▶ Aufgabe A:
Erläutern Sie anhand des Ausgangstexts über Hygge und den Heiligen Abend, warum es laut dem Text verständlich ist, dass sich manche von den Entwicklungen abgewendet haben.

▶ Ausgangstext:
::::

Immer wieder neue Hiobsbotschaften – von «alternativen Fakten» ganz zu schweigen. Und so ist es mehr durchaus verständlich, wenn sich manche spätestens übers letzte Jahr hinweg mehr oder weniger abgewendet haben von den Entwicklungen. Wenn nicht wenige Menschen ganz und gar auf Nachrichten verzichten und aktuelle Informationen zur Lage der Nation nicht einmal mehr hören wollen oder können.

Stattdessen packt man sich dann in die eigene Gemütlichkeit ein: «Hygge»[1] heisst der Trend: Ein Wohlfühlprogramm aus dem kühleren Norden Europas, genauer aus Dänemark. Am liebsten hat man es kerzenwarm und wohlig kuschelig und freut sich am lichtvollen Kaminzauber. Und Teil dieses Programms ist es durchaus auch, sich mithilfe passender kalorienhaltiger und hochprozentischer «Genuss-Botschaften» wenigstens für eine bestimmte Zeit in eine bessere Welt hineinzuimaginieren.

Und nun also der diesjährige Heilige Abend. Ist das sozusagen das ultimative kirchliche «Hygge»-Ereignis, in das man sich nun ebenfalls einkuscheln soll und kann, weil eben die umgebende Welt nur noch Schrecken bereithält?

Ja, so könnte man es verstehen. Und die Bilder und die ganze Geschichte legen es irgendwie auch nahe: Das süsse Kind, das helle, warme Licht, an der Krippe eine Atmosphäre der Geborgenheit, Glanz in den Augen, helle Engelsbotschaft – all dies inmitten der Nacht und gegen die Nacht und erst recht gegen die tiefschwarzen Realitäten der Faktenlage.

Scheint also jetzt endlich oder wenigstens für einen Moment die andere Welt auf, die uns leben und hoffen lässt? Ist das nun die echte «Alternative für das Durchstehen»[2] der realen und laut ausgerufenen Krisen?

Neu ist dieser Wunsch nach einer hellen, ganz anderen Zukunft ja nicht. Die alttestamentlichen Worte, die dem heutigen Heiligen Abend Glanz und Hoffnung verleihen wollen, haben dies schon vor Urzeiten zur Sprache gebracht:

Der Prophet Jesaja schreibt hoffnungsvoll und staunend zugleich:

Das Volk, das im Finstern wandelt, sieht ein großes Licht, und über denen, die da wohnen im finstern Lande, scheint es hell. Du weckst lauten Jubel, du machst groß die Freude.

::::

▶ Gegebene Angaben:
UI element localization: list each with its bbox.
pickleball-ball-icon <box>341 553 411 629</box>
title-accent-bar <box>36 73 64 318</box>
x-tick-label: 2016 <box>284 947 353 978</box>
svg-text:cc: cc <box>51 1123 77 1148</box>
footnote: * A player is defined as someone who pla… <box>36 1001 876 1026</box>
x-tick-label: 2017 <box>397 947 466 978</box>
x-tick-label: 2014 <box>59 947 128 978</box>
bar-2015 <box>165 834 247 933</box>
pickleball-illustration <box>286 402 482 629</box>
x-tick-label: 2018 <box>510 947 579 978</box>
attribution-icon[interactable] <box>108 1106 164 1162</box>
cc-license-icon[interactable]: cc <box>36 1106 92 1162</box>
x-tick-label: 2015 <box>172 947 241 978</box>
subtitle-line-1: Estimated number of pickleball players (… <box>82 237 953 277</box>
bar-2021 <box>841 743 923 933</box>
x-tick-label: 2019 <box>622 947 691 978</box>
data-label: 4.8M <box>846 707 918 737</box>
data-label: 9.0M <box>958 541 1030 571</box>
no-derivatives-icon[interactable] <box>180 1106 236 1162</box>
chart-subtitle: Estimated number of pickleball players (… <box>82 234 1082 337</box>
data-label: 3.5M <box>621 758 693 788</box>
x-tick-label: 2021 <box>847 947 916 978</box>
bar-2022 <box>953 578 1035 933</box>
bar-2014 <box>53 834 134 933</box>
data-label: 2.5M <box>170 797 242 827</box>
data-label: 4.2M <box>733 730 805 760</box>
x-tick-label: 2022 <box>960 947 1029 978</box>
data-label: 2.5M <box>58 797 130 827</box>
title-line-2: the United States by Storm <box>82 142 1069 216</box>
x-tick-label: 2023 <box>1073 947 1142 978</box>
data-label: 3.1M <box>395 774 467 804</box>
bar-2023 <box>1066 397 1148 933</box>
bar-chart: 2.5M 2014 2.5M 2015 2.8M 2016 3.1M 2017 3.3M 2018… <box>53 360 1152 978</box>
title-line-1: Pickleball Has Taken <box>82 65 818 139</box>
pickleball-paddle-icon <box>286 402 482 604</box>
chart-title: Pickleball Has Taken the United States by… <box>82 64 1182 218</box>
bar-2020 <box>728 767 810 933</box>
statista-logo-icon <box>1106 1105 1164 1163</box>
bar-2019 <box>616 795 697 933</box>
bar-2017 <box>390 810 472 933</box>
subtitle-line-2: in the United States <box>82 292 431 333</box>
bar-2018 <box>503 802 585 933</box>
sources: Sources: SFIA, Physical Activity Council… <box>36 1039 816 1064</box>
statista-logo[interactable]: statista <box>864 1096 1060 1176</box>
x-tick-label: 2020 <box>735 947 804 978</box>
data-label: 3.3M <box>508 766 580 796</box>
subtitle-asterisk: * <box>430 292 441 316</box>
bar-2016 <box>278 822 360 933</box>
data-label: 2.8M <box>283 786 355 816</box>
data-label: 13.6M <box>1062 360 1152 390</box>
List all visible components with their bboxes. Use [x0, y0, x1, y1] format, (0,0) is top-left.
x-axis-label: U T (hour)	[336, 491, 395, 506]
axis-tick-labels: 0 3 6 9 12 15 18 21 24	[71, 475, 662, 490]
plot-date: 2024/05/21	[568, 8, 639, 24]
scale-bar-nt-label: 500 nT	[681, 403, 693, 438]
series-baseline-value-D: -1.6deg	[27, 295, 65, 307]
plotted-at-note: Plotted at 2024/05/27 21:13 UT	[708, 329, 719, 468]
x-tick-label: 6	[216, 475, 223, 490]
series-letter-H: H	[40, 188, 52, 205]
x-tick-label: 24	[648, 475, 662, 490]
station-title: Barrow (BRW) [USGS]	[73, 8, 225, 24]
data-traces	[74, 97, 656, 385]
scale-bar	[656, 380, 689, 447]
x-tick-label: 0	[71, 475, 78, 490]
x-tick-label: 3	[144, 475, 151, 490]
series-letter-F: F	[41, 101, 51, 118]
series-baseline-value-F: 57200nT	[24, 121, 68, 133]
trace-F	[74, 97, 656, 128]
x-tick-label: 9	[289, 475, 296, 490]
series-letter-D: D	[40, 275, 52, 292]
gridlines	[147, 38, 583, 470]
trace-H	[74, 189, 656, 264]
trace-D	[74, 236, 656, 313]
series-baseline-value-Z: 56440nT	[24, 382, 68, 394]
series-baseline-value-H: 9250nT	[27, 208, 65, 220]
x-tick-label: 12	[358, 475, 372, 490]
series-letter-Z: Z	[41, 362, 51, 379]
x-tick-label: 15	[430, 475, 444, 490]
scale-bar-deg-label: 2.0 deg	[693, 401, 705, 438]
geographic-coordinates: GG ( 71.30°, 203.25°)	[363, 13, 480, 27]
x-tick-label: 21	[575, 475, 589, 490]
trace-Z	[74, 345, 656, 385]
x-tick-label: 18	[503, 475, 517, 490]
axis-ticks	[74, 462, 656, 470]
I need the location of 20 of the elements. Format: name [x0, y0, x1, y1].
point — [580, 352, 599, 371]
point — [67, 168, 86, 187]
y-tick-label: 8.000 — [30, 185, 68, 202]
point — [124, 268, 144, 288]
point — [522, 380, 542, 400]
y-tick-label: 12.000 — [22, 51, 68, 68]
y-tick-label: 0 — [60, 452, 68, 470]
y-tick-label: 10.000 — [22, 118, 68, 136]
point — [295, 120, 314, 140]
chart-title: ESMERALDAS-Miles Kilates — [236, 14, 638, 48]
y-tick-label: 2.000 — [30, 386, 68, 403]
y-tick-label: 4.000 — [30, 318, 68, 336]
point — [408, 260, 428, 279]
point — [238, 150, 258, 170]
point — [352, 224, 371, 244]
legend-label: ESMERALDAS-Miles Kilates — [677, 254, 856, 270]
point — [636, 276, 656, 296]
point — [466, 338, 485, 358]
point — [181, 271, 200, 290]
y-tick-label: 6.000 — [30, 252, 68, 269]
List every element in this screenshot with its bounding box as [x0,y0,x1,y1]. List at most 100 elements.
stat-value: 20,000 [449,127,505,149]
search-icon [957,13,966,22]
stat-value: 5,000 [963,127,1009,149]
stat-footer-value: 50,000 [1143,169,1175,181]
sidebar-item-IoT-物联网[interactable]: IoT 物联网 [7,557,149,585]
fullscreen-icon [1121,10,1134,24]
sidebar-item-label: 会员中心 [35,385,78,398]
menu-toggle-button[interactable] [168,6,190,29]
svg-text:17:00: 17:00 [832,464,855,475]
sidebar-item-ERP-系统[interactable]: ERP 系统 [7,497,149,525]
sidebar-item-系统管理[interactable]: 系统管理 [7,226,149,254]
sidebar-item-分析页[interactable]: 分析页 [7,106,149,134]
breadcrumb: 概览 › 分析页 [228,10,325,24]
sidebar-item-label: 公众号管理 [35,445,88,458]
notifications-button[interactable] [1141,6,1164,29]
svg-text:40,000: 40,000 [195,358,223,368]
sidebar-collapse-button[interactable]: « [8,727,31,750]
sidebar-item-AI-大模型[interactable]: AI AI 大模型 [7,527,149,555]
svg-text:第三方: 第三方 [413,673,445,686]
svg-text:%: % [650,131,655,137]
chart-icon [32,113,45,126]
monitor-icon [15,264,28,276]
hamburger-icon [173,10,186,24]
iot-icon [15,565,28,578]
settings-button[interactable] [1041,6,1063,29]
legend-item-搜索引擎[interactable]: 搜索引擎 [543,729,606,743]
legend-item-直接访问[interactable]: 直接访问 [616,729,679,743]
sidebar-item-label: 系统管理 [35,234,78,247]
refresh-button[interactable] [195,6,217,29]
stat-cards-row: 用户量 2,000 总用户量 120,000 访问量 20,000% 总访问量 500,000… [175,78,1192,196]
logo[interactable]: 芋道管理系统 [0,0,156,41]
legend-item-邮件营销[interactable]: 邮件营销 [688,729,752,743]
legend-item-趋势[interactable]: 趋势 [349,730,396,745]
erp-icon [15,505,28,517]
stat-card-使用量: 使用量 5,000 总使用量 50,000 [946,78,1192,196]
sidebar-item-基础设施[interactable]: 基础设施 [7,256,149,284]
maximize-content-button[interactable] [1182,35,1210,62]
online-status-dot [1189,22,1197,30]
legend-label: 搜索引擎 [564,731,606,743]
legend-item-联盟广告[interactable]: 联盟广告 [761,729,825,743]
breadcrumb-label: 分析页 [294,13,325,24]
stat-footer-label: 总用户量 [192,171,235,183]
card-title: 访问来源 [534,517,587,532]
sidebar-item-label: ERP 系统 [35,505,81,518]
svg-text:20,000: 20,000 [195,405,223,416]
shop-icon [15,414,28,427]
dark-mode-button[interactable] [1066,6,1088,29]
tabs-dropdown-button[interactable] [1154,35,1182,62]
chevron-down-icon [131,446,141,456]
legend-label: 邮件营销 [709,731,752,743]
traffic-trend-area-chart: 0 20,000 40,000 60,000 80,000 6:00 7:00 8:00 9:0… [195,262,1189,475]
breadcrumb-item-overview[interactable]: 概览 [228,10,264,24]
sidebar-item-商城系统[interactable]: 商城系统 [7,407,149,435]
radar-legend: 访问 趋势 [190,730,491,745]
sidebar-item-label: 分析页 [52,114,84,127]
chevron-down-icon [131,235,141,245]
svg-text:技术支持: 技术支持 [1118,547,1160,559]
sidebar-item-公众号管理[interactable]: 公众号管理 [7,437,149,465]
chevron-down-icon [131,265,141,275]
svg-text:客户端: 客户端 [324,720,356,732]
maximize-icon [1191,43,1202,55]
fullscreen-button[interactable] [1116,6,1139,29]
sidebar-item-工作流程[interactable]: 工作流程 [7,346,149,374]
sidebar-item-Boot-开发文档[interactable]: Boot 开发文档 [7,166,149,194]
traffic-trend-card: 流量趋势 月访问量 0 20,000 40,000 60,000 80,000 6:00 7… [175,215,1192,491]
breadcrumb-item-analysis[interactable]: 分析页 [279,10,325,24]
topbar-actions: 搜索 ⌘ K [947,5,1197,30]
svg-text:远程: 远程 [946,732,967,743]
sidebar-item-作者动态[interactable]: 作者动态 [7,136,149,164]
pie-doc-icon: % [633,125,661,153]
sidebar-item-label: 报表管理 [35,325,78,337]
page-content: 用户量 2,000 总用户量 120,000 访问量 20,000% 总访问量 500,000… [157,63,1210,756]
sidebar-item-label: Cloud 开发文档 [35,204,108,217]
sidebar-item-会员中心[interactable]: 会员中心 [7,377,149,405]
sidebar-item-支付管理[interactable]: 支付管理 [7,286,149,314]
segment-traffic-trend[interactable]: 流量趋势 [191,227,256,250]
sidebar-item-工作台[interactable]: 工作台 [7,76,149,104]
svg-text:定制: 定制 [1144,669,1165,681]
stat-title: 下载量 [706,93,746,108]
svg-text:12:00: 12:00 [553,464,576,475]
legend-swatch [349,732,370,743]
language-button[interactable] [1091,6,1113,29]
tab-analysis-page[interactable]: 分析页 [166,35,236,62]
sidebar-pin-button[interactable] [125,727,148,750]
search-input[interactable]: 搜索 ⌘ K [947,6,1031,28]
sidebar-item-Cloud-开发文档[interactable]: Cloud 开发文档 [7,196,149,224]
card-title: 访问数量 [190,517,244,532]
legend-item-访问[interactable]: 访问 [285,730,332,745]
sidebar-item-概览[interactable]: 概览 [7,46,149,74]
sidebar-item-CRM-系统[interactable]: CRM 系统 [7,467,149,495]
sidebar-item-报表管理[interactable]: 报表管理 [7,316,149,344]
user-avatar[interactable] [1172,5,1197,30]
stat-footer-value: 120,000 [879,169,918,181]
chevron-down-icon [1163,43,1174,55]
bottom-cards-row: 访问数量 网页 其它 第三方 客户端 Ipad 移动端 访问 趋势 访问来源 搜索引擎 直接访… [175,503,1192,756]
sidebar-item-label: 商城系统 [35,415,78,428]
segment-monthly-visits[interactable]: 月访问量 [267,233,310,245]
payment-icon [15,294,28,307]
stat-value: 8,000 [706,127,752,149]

::::

▶ Aufgabe B:
Bearbeiten Sie die Einträge, beginnend mit dem ersten und endend mit der Zeile, die „x-tick-label: 2022 <box>960“ enthält, indem Sie „data-label“ durch „value-label“ ersetzen. Geben Sie nur diesen Abschnitt wieder und lassen Sie alles Übrige unverändert.

▶ Schriftliche Antwort A:
Es kommen immer wieder neue Hiobsbotschaften, von «alternativen Fakten» ganz zu schweigen. Deshalb verzichten manche Menschen ganz auf Nachrichten und wollen oder können aktuelle Informationen zur Lage der Nation nicht einmal mehr hören.

▶ Schriftliche Antwort B:
UI element localization: list each with its bbox.
pickleball-ball-icon <box>341 553 411 629</box>
title-accent-bar <box>36 73 64 318</box>
x-tick-label: 2016 <box>284 947 353 978</box>
svg-text:cc: cc <box>51 1123 77 1148</box>
footnote: * A player is defined as someone who pla… <box>36 1001 876 1026</box>
x-tick-label: 2017 <box>397 947 466 978</box>
x-tick-label: 2014 <box>59 947 128 978</box>
bar-2015 <box>165 834 247 933</box>
pickleball-illustration <box>286 402 482 629</box>
x-tick-label: 2018 <box>510 947 579 978</box>
attribution-icon[interactable] <box>108 1106 164 1162</box>
cc-license-icon[interactable]: cc <box>36 1106 92 1162</box>
x-tick-label: 2015 <box>172 947 241 978</box>
subtitle-line-1: Estimated number of pickleball players (… <box>82 237 953 277</box>
bar-2021 <box>841 743 923 933</box>
x-tick-label: 2019 <box>622 947 691 978</box>
value-label: 4.8M <box>846 707 918 737</box>
value-label: 9.0M <box>958 541 1030 571</box>
no-derivatives-icon[interactable] <box>180 1106 236 1162</box>
chart-subtitle: Estimated number of pickleball players (… <box>82 234 1082 337</box>
value-label: 3.5M <box>621 758 693 788</box>
x-tick-label: 2021 <box>847 947 916 978</box>
bar-2022 <box>953 578 1035 933</box>
bar-2014 <box>53 834 134 933</box>
value-label: 2.5M <box>170 797 242 827</box>
value-label: 4.2M <box>733 730 805 760</box>
x-tick-label: 2022 <box>960 947 1029 978</box>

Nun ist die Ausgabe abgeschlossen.